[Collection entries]
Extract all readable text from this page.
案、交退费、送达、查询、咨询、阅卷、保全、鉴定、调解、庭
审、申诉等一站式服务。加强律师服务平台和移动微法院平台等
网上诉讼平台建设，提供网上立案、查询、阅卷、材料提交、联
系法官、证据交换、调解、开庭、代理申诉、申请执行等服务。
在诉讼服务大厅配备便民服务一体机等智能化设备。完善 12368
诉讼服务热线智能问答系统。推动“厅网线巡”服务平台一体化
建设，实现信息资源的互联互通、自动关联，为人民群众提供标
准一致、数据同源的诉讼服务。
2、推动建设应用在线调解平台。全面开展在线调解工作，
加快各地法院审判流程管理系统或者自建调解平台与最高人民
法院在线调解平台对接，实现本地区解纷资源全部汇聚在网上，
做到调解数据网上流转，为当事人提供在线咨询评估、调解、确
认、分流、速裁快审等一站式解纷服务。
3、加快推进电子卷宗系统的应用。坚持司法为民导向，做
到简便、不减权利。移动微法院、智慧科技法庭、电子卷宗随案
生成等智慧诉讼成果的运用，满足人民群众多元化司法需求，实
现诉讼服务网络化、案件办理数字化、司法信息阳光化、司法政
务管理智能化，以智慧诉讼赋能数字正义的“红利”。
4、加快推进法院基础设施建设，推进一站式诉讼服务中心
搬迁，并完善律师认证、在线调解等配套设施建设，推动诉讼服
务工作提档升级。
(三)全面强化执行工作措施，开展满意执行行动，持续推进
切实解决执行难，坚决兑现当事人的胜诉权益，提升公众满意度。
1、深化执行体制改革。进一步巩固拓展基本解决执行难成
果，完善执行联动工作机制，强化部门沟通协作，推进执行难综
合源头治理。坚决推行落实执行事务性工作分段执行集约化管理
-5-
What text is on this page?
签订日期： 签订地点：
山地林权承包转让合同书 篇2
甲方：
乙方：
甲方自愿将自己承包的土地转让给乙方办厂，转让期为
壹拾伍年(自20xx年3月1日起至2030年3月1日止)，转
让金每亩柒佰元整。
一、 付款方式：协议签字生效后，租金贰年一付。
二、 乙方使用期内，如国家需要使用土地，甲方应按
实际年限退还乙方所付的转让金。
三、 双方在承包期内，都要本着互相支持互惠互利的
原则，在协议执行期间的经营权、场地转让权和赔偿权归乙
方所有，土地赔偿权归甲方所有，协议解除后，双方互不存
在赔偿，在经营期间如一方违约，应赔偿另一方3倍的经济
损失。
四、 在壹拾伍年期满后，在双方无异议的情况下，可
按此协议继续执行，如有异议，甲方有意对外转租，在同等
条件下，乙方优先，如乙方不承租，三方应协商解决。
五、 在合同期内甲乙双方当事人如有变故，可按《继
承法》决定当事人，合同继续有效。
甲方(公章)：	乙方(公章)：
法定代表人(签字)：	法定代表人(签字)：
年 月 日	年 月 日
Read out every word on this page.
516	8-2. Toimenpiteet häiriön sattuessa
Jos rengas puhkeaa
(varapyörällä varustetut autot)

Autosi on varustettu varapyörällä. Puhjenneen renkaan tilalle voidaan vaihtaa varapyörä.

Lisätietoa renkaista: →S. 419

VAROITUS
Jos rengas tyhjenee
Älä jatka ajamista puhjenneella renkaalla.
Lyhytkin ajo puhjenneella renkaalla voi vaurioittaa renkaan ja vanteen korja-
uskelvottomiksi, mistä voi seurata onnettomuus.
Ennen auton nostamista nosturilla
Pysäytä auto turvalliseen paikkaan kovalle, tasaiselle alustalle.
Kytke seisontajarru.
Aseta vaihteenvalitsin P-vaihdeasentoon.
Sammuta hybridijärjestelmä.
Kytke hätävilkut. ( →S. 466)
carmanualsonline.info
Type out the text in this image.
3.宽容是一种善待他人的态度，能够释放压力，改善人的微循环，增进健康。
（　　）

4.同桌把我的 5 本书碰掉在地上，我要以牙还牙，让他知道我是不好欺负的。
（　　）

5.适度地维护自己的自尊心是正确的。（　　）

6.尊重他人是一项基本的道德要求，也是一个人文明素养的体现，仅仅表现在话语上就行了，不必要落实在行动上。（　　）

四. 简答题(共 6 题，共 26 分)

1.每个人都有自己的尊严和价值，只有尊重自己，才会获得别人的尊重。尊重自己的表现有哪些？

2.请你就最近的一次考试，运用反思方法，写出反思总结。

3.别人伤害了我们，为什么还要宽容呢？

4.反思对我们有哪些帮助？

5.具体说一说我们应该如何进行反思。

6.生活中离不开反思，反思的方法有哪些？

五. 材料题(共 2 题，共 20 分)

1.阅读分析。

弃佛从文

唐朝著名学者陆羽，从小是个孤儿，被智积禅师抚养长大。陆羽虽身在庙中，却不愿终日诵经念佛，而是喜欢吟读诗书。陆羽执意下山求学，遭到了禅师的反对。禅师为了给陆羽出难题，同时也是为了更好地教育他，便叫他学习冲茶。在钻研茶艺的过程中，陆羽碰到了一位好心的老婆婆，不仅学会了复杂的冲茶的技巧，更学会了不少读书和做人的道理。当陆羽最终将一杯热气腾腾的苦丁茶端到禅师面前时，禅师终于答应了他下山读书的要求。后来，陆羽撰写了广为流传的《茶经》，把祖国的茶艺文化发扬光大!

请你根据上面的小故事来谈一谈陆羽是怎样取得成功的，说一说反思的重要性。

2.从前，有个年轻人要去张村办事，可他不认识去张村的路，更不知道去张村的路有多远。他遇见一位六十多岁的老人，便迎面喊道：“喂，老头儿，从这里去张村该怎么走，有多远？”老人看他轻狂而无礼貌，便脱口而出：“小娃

Task brief: Read through the lines above and collect those that contain the string "puhjenneella".

Answer to the problem:
Älä jatka ajamista puhjenneella renkaalla.
Lyhytkin ajo puhjenneella renkaalla voi vaurioittaa renkaan ja vanteen korja-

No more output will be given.